__Required task__:
Do not carry the pictures over; copy every other part of the entries exactly.

__Data to use__:
----

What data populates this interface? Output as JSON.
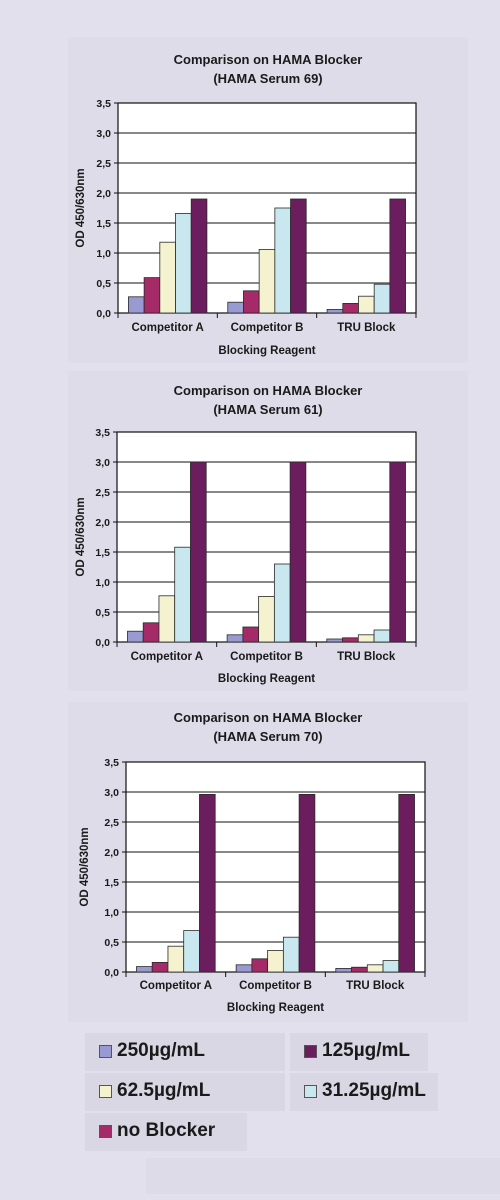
{
  "series_colors": {
    "250": "#9a9ad2",
    "no_blocker": "#a52a68",
    "62.5": "#f4f2cf",
    "31.25": "#c9e7ef",
    "125": "#6b1d5e"
  },
  "legend": [
    {
      "key": "250",
      "label": "250µg/mL"
    },
    {
      "key": "125",
      "label": "125µg/mL"
    },
    {
      "key": "62.5",
      "label": "62.5µg/mL"
    },
    {
      "key": "31.25",
      "label": "31.25µg/mL"
    },
    {
      "key": "no_blocker",
      "label": "no Blocker"
    }
  ],
  "chart_data": [
    {
      "type": "bar",
      "title": [
        "Comparison on HAMA Blocker",
        "(HAMA Serum 69)"
      ],
      "xlabel": "Blocking Reagent",
      "ylabel": "OD 450/630nm",
      "ylim": [
        0,
        3.5
      ],
      "yticks": [
        "0,0",
        "0,5",
        "1,0",
        "1,5",
        "2,0",
        "2,5",
        "3,0",
        "3,5"
      ],
      "grid": true,
      "categories": [
        "Competitor A",
        "Competitor B",
        "TRU Block"
      ],
      "series": [
        {
          "key": "250",
          "values": [
            0.27,
            0.18,
            0.06
          ]
        },
        {
          "key": "no_blocker",
          "values": [
            0.59,
            0.37,
            0.16
          ]
        },
        {
          "key": "62.5",
          "values": [
            1.18,
            1.06,
            0.28
          ]
        },
        {
          "key": "31.25",
          "values": [
            1.66,
            1.75,
            0.48
          ]
        },
        {
          "key": "125",
          "values": [
            1.9,
            1.9,
            1.9
          ]
        }
      ]
    },
    {
      "type": "bar",
      "title": [
        "Comparison on HAMA Blocker",
        "(HAMA Serum 61)"
      ],
      "xlabel": "Blocking Reagent",
      "ylabel": "OD 450/630nm",
      "ylim": [
        0,
        3.5
      ],
      "yticks": [
        "0,0",
        "0,5",
        "1,0",
        "1,5",
        "2,0",
        "2,5",
        "3,0",
        "3,5"
      ],
      "grid": true,
      "categories": [
        "Competitor A",
        "Competitor B",
        "TRU Block"
      ],
      "series": [
        {
          "key": "250",
          "values": [
            0.18,
            0.12,
            0.05
          ]
        },
        {
          "key": "no_blocker",
          "values": [
            0.32,
            0.25,
            0.07
          ]
        },
        {
          "key": "62.5",
          "values": [
            0.77,
            0.76,
            0.12
          ]
        },
        {
          "key": "31.25",
          "values": [
            1.58,
            1.3,
            0.2
          ]
        },
        {
          "key": "125",
          "values": [
            3.0,
            3.0,
            3.0
          ]
        }
      ]
    },
    {
      "type": "bar",
      "title": [
        "Comparison on HAMA Blocker",
        "(HAMA Serum 70)"
      ],
      "xlabel": "Blocking Reagent",
      "ylabel": "OD 450/630nm",
      "ylim": [
        0,
        3.5
      ],
      "yticks": [
        "0,0",
        "0,5",
        "1,0",
        "1,5",
        "2,0",
        "2,5",
        "3,0",
        "3,5"
      ],
      "grid": true,
      "categories": [
        "Competitor A",
        "Competitor B",
        "TRU Block"
      ],
      "series": [
        {
          "key": "250",
          "values": [
            0.09,
            0.12,
            0.06
          ]
        },
        {
          "key": "no_blocker",
          "values": [
            0.16,
            0.22,
            0.08
          ]
        },
        {
          "key": "62.5",
          "values": [
            0.43,
            0.36,
            0.12
          ]
        },
        {
          "key": "31.25",
          "values": [
            0.69,
            0.58,
            0.19
          ]
        },
        {
          "key": "125",
          "values": [
            2.96,
            2.96,
            2.96
          ]
        }
      ]
    }
  ]
}
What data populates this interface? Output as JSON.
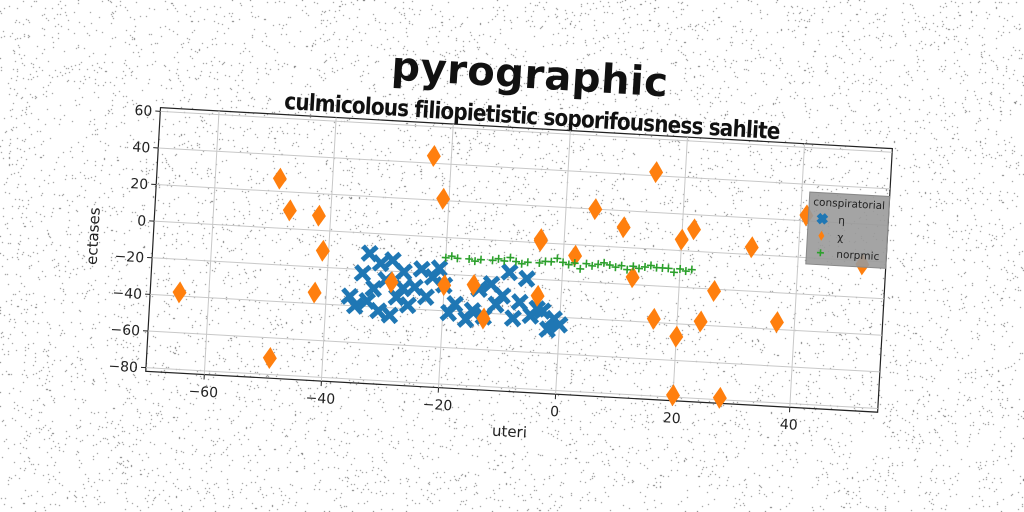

----

__Solution for this problem__:
What data populates this interface? Output as JSON.
{
  "series_colors": {
    "250": "#9a9ad2",
    "no_blocker": "#a52a68",
    "62.5": "#f4f2cf",
    "31.25": "#c9e7ef",
    "125": "#6b1d5e"
  },
  "legend": [
    {
      "key": "250",
      "label": "250µg/mL"
    },
    {
      "key": "125",
      "label": "125µg/mL"
    },
    {
      "key": "62.5",
      "label": "62.5µg/mL"
    },
    {
      "key": "31.25",
      "label": "31.25µg/mL"
    },
    {
      "key": "no_blocker",
      "label": "no Blocker"
    }
  ],
  "chart_data": [
    {
      "type": "bar",
      "title": [
        "Comparison on HAMA Blocker",
        "(HAMA Serum 69)"
      ],
      "xlabel": "Blocking Reagent",
      "ylabel": "OD 450/630nm",
      "ylim": [
        0,
        3.5
      ],
      "yticks": [
        "0,0",
        "0,5",
        "1,0",
        "1,5",
        "2,0",
        "2,5",
        "3,0",
        "3,5"
      ],
      "grid": true,
      "categories": [
        "Competitor A",
        "Competitor B",
        "TRU Block"
      ],
      "series": [
        {
          "key": "250",
          "values": [
            0.27,
            0.18,
            0.06
          ]
        },
        {
          "key": "no_blocker",
          "values": [
            0.59,
            0.37,
            0.16
          ]
        },
        {
          "key": "62.5",
          "values": [
            1.18,
            1.06,
            0.28
          ]
        },
        {
          "key": "31.25",
          "values": [
            1.66,
            1.75,
            0.48
          ]
        },
        {
          "key": "125",
          "values": [
            1.9,
            1.9,
            1.9
          ]
        }
      ]
    },
    {
      "type": "bar",
      "title": [
        "Comparison on HAMA Blocker",
        "(HAMA Serum 61)"
      ],
      "xlabel": "Blocking Reagent",
      "ylabel": "OD 450/630nm",
      "ylim": [
        0,
        3.5
      ],
      "yticks": [
        "0,0",
        "0,5",
        "1,0",
        "1,5",
        "2,0",
        "2,5",
        "3,0",
        "3,5"
      ],
      "grid": true,
      "categories": [
        "Competitor A",
        "Competitor B",
        "TRU Block"
      ],
      "series": [
        {
          "key": "250",
          "values": [
            0.18,
            0.12,
            0.05
          ]
        },
        {
          "key": "no_blocker",
          "values": [
            0.32,
            0.25,
            0.07
          ]
        },
        {
          "key": "62.5",
          "values": [
            0.77,
            0.76,
            0.12
          ]
        },
        {
          "key": "31.25",
          "values": [
            1.58,
            1.3,
            0.2
          ]
        },
        {
          "key": "125",
          "values": [
            3.0,
            3.0,
            3.0
          ]
        }
      ]
    },
    {
      "type": "bar",
      "title": [
        "Comparison on HAMA Blocker",
        "(HAMA Serum 70)"
      ],
      "xlabel": "Blocking Reagent",
      "ylabel": "OD 450/630nm",
      "ylim": [
        0,
        3.5
      ],
      "yticks": [
        "0,0",
        "0,5",
        "1,0",
        "1,5",
        "2,0",
        "2,5",
        "3,0",
        "3,5"
      ],
      "grid": true,
      "categories": [
        "Competitor A",
        "Competitor B",
        "TRU Block"
      ],
      "series": [
        {
          "key": "250",
          "values": [
            0.09,
            0.12,
            0.06
          ]
        },
        {
          "key": "no_blocker",
          "values": [
            0.16,
            0.22,
            0.08
          ]
        },
        {
          "key": "62.5",
          "values": [
            0.43,
            0.36,
            0.12
          ]
        },
        {
          "key": "31.25",
          "values": [
            0.69,
            0.58,
            0.19
          ]
        },
        {
          "key": "125",
          "values": [
            2.96,
            2.96,
            2.96
          ]
        }
      ]
    }
  ]
}
What data populates this interface? Output as JSON.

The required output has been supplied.